-- begin Given data --

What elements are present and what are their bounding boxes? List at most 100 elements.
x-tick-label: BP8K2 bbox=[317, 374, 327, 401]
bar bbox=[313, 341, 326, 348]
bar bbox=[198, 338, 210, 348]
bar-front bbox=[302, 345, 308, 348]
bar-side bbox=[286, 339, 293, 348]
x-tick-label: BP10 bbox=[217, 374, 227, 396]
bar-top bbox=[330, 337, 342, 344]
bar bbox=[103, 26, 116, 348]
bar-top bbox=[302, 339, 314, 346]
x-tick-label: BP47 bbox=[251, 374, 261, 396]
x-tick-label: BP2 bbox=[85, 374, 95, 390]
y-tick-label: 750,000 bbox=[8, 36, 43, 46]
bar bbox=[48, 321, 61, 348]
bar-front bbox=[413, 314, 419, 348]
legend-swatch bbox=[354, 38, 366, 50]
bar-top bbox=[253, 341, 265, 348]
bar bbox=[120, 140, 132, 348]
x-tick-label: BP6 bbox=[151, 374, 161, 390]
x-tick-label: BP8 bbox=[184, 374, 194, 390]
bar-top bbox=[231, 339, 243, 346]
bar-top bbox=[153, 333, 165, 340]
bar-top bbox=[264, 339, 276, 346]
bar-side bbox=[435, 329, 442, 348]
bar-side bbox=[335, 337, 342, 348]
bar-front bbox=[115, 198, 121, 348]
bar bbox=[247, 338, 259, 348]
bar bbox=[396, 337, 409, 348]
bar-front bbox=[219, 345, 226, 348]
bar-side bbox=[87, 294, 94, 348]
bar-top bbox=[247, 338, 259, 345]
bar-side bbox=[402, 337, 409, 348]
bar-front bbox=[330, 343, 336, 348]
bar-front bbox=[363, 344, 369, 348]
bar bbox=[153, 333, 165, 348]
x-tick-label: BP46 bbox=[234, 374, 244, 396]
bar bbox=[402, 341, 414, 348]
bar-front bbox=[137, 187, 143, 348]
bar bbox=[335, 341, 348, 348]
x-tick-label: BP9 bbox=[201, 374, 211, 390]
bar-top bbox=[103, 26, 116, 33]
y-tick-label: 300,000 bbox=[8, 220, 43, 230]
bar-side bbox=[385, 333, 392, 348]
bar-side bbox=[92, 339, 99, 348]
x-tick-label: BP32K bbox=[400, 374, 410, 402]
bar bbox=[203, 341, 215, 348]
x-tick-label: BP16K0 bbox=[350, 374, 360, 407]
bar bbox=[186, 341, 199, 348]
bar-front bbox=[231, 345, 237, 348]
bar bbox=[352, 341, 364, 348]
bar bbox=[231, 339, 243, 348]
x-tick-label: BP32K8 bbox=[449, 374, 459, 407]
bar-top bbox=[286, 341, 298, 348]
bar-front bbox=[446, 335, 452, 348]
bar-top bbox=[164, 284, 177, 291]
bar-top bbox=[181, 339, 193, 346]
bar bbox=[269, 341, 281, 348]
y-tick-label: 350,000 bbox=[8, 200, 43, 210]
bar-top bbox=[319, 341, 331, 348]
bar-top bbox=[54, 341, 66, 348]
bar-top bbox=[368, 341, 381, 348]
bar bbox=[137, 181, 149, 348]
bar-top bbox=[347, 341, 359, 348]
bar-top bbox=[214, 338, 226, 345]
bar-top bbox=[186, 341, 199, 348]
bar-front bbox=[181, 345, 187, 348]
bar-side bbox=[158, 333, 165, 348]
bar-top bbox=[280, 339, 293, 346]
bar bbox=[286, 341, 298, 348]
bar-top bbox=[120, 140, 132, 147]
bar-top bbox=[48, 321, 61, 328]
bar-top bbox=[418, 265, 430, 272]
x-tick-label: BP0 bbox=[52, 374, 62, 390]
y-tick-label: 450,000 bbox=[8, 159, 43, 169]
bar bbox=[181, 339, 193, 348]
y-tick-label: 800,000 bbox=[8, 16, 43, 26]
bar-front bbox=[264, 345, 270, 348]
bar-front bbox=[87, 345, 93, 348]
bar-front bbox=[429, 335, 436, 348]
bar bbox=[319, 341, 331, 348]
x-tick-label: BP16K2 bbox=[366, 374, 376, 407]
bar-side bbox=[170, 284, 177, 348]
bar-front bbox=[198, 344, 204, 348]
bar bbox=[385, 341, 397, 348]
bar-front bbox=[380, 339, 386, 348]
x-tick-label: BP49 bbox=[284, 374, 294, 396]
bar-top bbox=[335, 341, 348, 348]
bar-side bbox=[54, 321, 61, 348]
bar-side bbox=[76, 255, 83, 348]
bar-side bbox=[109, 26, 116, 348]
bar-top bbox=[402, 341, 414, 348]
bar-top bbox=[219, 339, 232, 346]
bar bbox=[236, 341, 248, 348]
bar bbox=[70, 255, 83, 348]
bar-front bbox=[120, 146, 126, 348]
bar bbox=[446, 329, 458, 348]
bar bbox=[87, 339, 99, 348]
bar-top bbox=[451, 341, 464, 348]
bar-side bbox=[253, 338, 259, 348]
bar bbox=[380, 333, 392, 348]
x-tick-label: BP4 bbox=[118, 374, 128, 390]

-- end Given data --

**Problem**
Please gather every line of the records above that contains the string "their", and copy each one as it appears.

**Correct response**
What elements are present and what are their bounding boxes? List at most 100 elements.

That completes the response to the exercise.